* Data provided:
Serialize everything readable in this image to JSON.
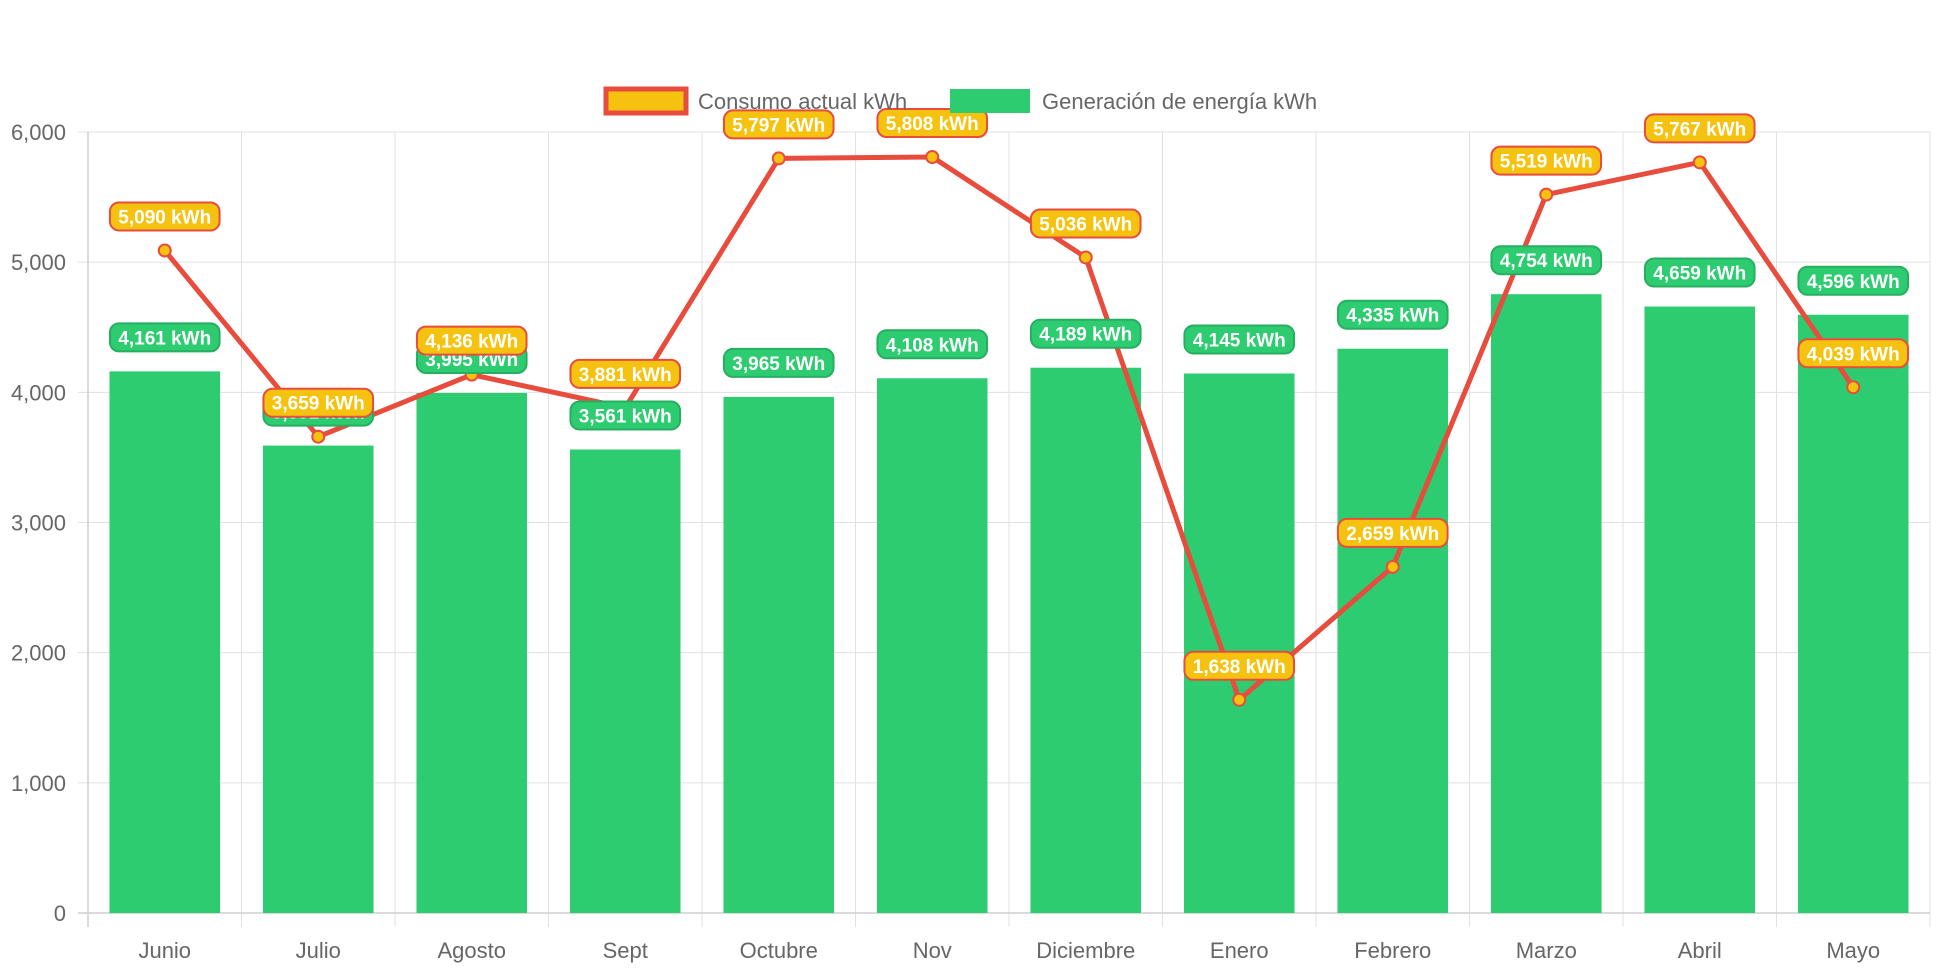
{
  "chart_data": {
    "type": "bar",
    "categories": [
      "Junio",
      "Julio",
      "Agosto",
      "Sept",
      "Octubre",
      "Nov",
      "Diciembre",
      "Enero",
      "Febrero",
      "Marzo",
      "Abril",
      "Mayo"
    ],
    "ylim": [
      0,
      6000
    ],
    "yticks": [
      "0",
      "1,000",
      "2,000",
      "3,000",
      "4,000",
      "5,000",
      "6,000"
    ],
    "ytick_values": [
      0,
      1000,
      2000,
      3000,
      4000,
      5000,
      6000
    ],
    "grid": true,
    "legend_position": "top",
    "unit_suffix": " kWh",
    "series": [
      {
        "name": "Consumo actual kWh",
        "type": "line",
        "color": "#e74c3c",
        "fill_color": "#f5c30f",
        "values": [
          5090,
          3659,
          4136,
          3881,
          5797,
          5808,
          5036,
          1638,
          2659,
          5519,
          5767,
          4039
        ],
        "labels": [
          "5,090 kWh",
          "3,659 kWh",
          "4,136 kWh",
          "3,881 kWh",
          "5,797 kWh",
          "5,808 kWh",
          "5,036 kWh",
          "1,638 kWh",
          "2,659 kWh",
          "5,519 kWh",
          "5,767 kWh",
          "4,039 kWh"
        ]
      },
      {
        "name": "Generación de energía kWh",
        "type": "bar",
        "color": "#2ecc71",
        "values": [
          4161,
          3591,
          3995,
          3561,
          3965,
          4108,
          4189,
          4145,
          4335,
          4754,
          4659,
          4596
        ],
        "labels": [
          "4,161 kWh",
          "3,591 kWh",
          "3,995 kWh",
          "3,561 kWh",
          "3,965 kWh",
          "4,108 kWh",
          "4,189 kWh",
          "4,145 kWh",
          "4,335 kWh",
          "4,754 kWh",
          "4,659 kWh",
          "4,596 kWh"
        ]
      }
    ]
  }
}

* Task instructions:
Filter the records above for "name" and copy every matching line.

* The reply:
        "name": "Consumo actual kWh",
        "name": "Generación de energía kWh",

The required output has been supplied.